■ **Description of the task**:
In the records below, find each line with the word "كانت" and copy it.

■ **Excerpted data**:
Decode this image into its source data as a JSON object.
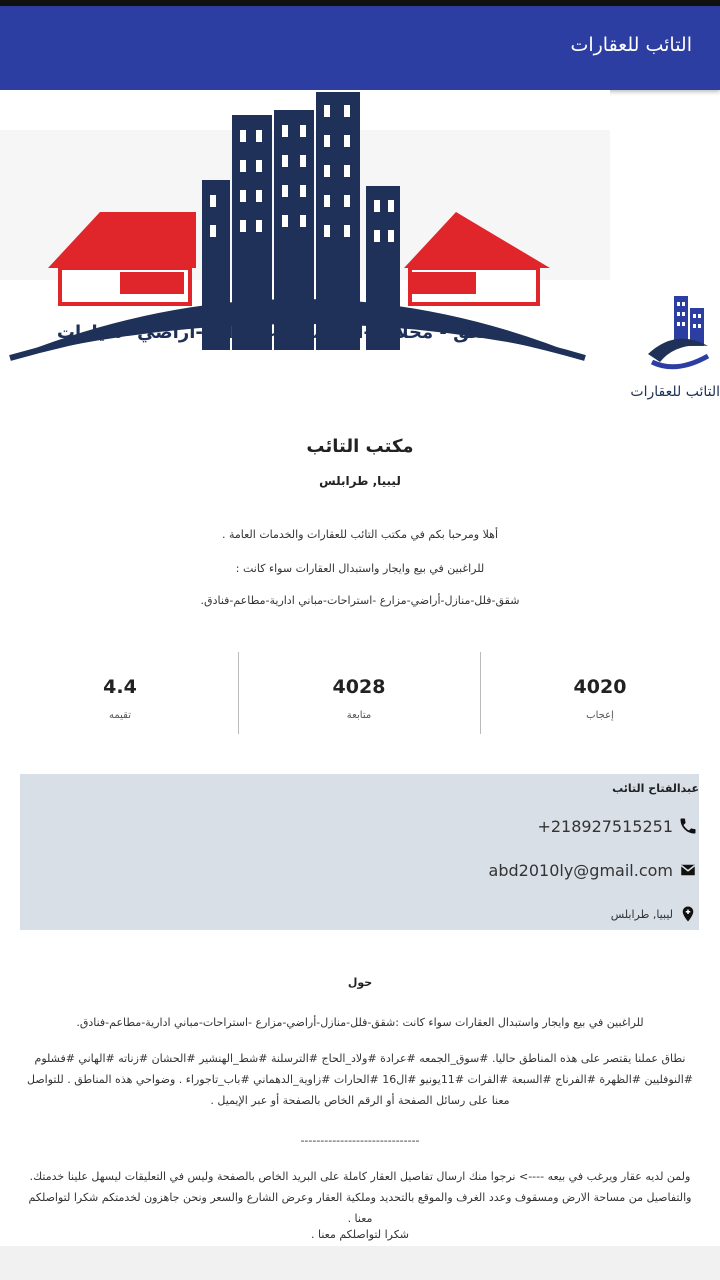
{
  "app_bar": {
    "title": "التائب للعقارات"
  },
  "cover": {
    "tagline": "شقق - محلات -استثمار - عقارات -اراضي -سيارات"
  },
  "profile_logo": {
    "text": "التائب للعقارات"
  },
  "page": {
    "name": "مكتب التائب",
    "location": "ليبيا, طرابلس",
    "intro": [
      "أهلا ومرحبا بكم في مكتب التائب للعقارات والخدمات العامة .",
      "للراغبين في بيع وايجار واستبدال العقارات سواء كانت :",
      "شقق-فلل-منازل-أراضي-مزارع -استراحات-مباني ادارية-مطاعم-فنادق."
    ]
  },
  "stats": [
    {
      "value": "4020",
      "label": "إعجاب"
    },
    {
      "value": "4028",
      "label": "متابعة"
    },
    {
      "value": "4.4",
      "label": "تقيمه"
    }
  ],
  "contact": {
    "title": "عبدالفتاح التائب",
    "phone": "+218927515251",
    "email": "abd2010ly@gmail.com",
    "address": "ليبيا, طرابلس"
  },
  "about": {
    "title": "حول",
    "paragraphs": [
      "للراغبين في بيع وايجار واستبدال العقارات سواء كانت :شقق-فلل-منازل-أراضي-مزارع -استراحات-مباني ادارية-مطاعم-فنادق.",
      "نطاق عملنا يقتصر على هذه المناطق حاليا. #سوق_الجمعه #عرادة #ولاد_الحاج #الترسلنة #شط_الهنشير #الحشان #زناته #الهاني #فشلوم #النوفليين #الظهرة #الفرناج #السبعة #الفرات #11يونيو #ال16 #الحارات #زاوية_الدهماني #باب_تاجوراء . وضواحي هذه المناطق . للتواصل معنا على رسائل الصفحة أو الرقم الخاص بالصفحة أو عبر الإيميل .",
      "------------------------------",
      "ولمن لديه عقار ويرغب في بيعه ----> نرجوا منك ارسال تفاصيل العقار كاملة على البريد الخاص بالصفحة وليس في التعليقات ليسهل علينا خدمتك. والتفاصيل من مساحة الارض ومسقوف وعدد الغرف والموقع بالتحديد وملكية العقار وعرض الشارع والسعر ونحن جاهزون لخدمتكم شكرا لتواصلكم معنا .",
      "شكرا لتواصلكم معنا ."
    ]
  },
  "colors": {
    "app_bar": "#2d3ea3",
    "navy": "#1f3158",
    "roof_red": "#e0262b",
    "card": "#d9dfe6"
  }
}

■ **The response**:
      "للراغبين في بيع وايجار واستبدال العقارات سواء كانت :",
      "للراغبين في بيع وايجار واستبدال العقارات سواء كانت :شقق-فلل-منازل-أراضي-مزارع -استراحات-مباني ادارية-مطاعم-فنادق.",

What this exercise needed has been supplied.